*What this task involves*.
Each line from the one containing "OCR this image." through the end of the listing below must be copied exactly; pictures are excluded.

--- BEGIN Stored rows ---

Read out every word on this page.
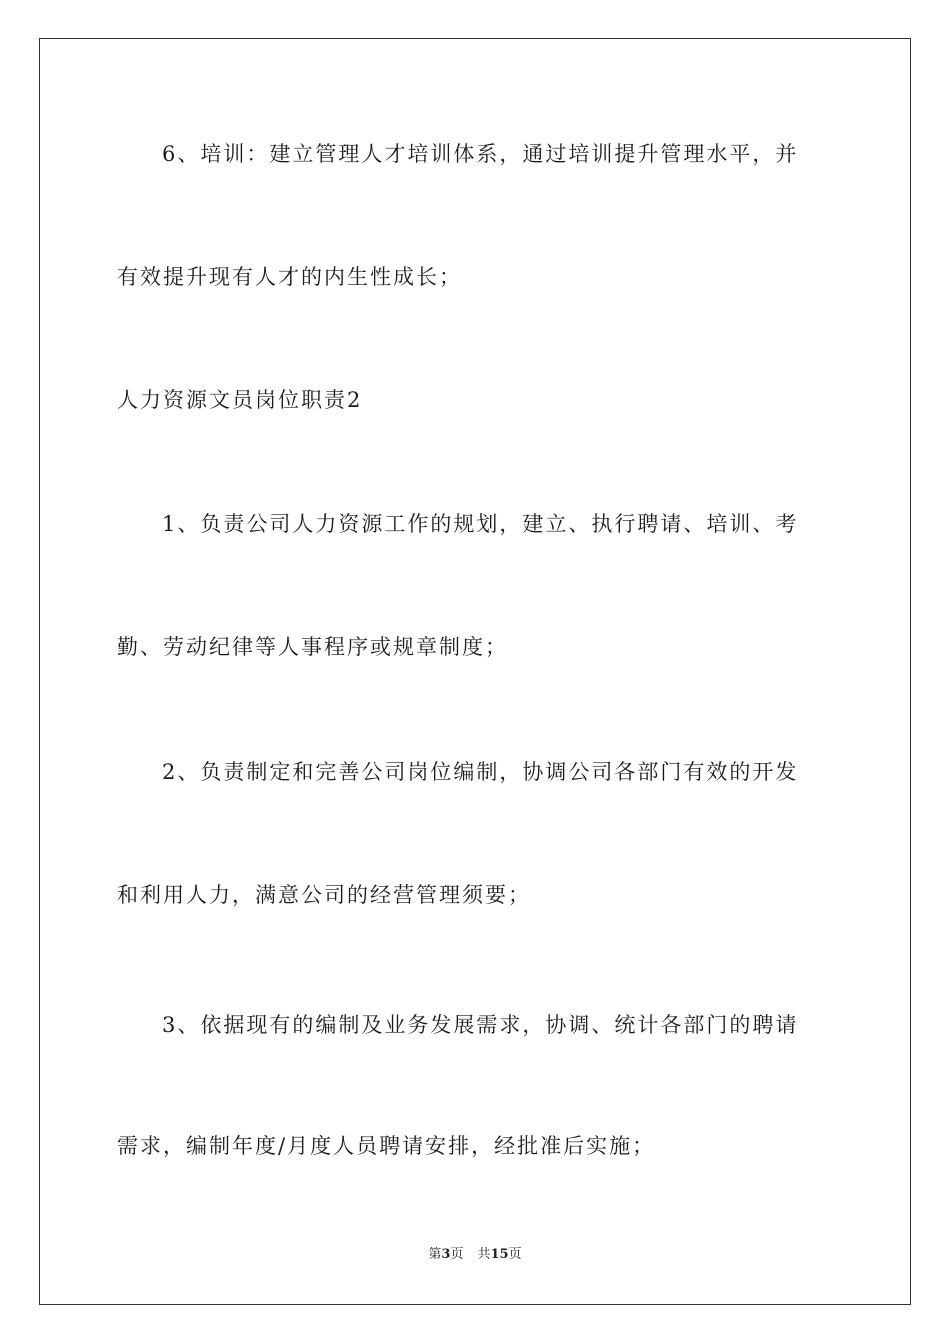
6、培训：建立管理人才培训体系，通过培训提升管理水平，并
有效提升现有人才的内生性成长；
人力资源文员岗位职责2
1、负责公司人力资源工作的规划，建立、执行聘请、培训、考
勤、劳动纪律等人事程序或规章制度；
2、负责制定和完善公司岗位编制，协调公司各部门有效的开发
和利用人力，满意公司的经营管理须要；
3、依据现有的编制及业务发展需求，协调、统计各部门的聘请
需求，编制年度/月度人员聘请安排，经批准后实施；
第3页 共15页
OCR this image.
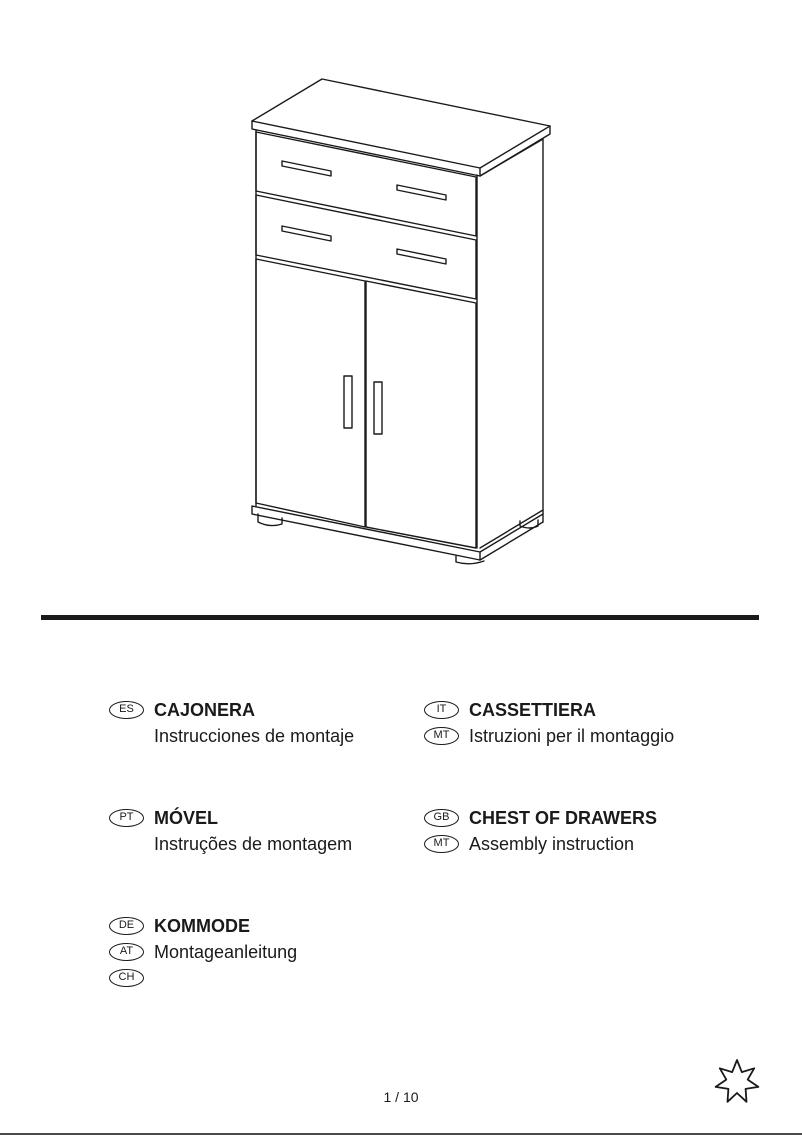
ES	CAJONERA
Instrucciones de montaje
IT	CASSETTIERA
MT	Istruzioni per il montaggio
PT	MÓVEL
Instruções de montagem
GB	CHEST OF DRAWERS
MT	Assembly instruction
DE	KOMMODE
AT	Montageanleitung
CH
1 / 10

--- END Stored rows ---

*Answer for this exercise*.
OCR this image.
ES	CAJONERA
Instrucciones de montaje
IT	CASSETTIERA
MT	Istruzioni per il montaggio
PT	MÓVEL
Instruções de montagem
GB	CHEST OF DRAWERS
MT	Assembly instruction
DE	KOMMODE
AT	Montageanleitung
CH
1 / 10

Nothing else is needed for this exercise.